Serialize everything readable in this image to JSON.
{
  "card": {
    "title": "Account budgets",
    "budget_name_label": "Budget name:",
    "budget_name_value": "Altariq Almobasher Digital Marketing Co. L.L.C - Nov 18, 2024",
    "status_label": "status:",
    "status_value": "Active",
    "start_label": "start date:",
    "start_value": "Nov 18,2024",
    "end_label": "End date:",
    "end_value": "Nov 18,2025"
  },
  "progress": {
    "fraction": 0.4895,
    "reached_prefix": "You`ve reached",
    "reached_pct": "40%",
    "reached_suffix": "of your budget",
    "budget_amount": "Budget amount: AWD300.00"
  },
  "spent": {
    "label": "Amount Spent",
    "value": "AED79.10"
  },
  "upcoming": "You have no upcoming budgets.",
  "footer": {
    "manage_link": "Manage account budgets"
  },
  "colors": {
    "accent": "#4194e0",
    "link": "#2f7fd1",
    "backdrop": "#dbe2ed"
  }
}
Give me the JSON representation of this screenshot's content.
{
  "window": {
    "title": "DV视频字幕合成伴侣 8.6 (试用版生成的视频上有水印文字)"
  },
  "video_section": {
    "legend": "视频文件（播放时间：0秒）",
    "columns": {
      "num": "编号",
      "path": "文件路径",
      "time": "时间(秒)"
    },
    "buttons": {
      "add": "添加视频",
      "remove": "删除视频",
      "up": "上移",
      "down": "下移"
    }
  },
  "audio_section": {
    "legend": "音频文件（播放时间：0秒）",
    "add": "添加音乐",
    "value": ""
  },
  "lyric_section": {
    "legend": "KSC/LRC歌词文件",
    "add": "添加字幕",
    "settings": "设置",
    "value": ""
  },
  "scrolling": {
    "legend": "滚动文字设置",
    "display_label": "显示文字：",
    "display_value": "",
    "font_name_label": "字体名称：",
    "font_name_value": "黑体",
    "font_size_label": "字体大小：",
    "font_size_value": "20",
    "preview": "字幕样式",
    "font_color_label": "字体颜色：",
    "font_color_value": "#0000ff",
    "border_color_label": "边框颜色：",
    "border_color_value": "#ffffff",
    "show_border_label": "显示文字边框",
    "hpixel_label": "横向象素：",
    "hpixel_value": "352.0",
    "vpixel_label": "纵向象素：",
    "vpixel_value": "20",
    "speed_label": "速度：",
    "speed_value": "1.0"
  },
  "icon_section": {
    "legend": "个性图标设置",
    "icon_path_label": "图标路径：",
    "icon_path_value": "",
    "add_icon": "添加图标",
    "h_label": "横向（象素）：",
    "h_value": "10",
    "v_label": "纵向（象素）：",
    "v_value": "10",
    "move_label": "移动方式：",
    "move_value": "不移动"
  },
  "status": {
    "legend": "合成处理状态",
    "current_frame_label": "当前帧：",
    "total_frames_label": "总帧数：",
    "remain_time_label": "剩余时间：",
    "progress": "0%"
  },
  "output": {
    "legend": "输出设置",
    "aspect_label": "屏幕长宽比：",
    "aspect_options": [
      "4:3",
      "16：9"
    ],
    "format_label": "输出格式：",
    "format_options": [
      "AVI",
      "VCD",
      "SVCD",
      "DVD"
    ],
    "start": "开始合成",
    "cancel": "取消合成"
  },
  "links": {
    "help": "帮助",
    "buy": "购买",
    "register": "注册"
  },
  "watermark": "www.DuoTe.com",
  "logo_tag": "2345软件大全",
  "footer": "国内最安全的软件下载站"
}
....
GOAL –
Reproduce each entry above exactly, keeping every word.

FULL ANSWER –
Serialize everything readable in this image to JSON.
{
  "card": {
    "title": "Account budgets",
    "budget_name_label": "Budget name:",
    "budget_name_value": "Altariq Almobasher Digital Marketing Co. L.L.C - Nov 18, 2024",
    "status_label": "status:",
    "status_value": "Active",
    "start_label": "start date:",
    "start_value": "Nov 18,2024",
    "end_label": "End date:",
    "end_value": "Nov 18,2025"
  },
  "progress": {
    "fraction": 0.4895,
    "reached_prefix": "You`ve reached",
    "reached_pct": "40%",
    "reached_suffix": "of your budget",
    "budget_amount": "Budget amount: AWD300.00"
  },
  "spent": {
    "label": "Amount Spent",
    "value": "AED79.10"
  },
  "upcoming": "You have no upcoming budgets.",
  "footer": {
    "manage_link": "Manage account budgets"
  },
  "colors": {
    "accent": "#4194e0",
    "link": "#2f7fd1",
    "backdrop": "#dbe2ed"
  }
}
Give me the JSON representation of this screenshot's content.
{
  "window": {
    "title": "DV视频字幕合成伴侣 8.6 (试用版生成的视频上有水印文字)"
  },
  "video_section": {
    "legend": "视频文件（播放时间：0秒）",
    "columns": {
      "num": "编号",
      "path": "文件路径",
      "time": "时间(秒)"
    },
    "buttons": {
      "add": "添加视频",
      "remove": "删除视频",
      "up": "上移",
      "down": "下移"
    }
  },
  "audio_section": {
    "legend": "音频文件（播放时间：0秒）",
    "add": "添加音乐",
    "value": ""
  },
  "lyric_section": {
    "legend": "KSC/LRC歌词文件",
    "add": "添加字幕",
    "settings": "设置",
    "value": ""
  },
  "scrolling": {
    "legend": "滚动文字设置",
    "display_label": "显示文字：",
    "display_value": "",
    "font_name_label": "字体名称：",
    "font_name_value": "黑体",
    "font_size_label": "字体大小：",
    "font_size_value": "20",
    "preview": "字幕样式",
    "font_color_label": "字体颜色：",
    "font_color_value": "#0000ff",
    "border_color_label": "边框颜色：",
    "border_color_value": "#ffffff",
    "show_border_label": "显示文字边框",
    "hpixel_label": "横向象素：",
    "hpixel_value": "352.0",
    "vpixel_label": "纵向象素：",
    "vpixel_value": "20",
    "speed_label": "速度：",
    "speed_value": "1.0"
  },
  "icon_section": {
    "legend": "个性图标设置",
    "icon_path_label": "图标路径：",
    "icon_path_value": "",
    "add_icon": "添加图标",
    "h_label": "横向（象素）：",
    "h_value": "10",
    "v_label": "纵向（象素）：",
    "v_value": "10",
    "move_label": "移动方式：",
    "move_value": "不移动"
  },
  "status": {
    "legend": "合成处理状态",
    "current_frame_label": "当前帧：",
    "total_frames_label": "总帧数：",
    "remain_time_label": "剩余时间：",
    "progress": "0%"
  },
  "output": {
    "legend": "输出设置",
    "aspect_label": "屏幕长宽比：",
    "aspect_options": [
      "4:3",
      "16：9"
    ],
    "format_label": "输出格式：",
    "format_options": [
      "AVI",
      "VCD",
      "SVCD",
      "DVD"
    ],
    "start": "开始合成",
    "cancel": "取消合成"
  },
  "links": {
    "help": "帮助",
    "buy": "购买",
    "register": "注册"
  },
  "watermark": "www.DuoTe.com",
  "logo_tag": "2345软件大全",
  "footer": "国内最安全的软件下载站"
}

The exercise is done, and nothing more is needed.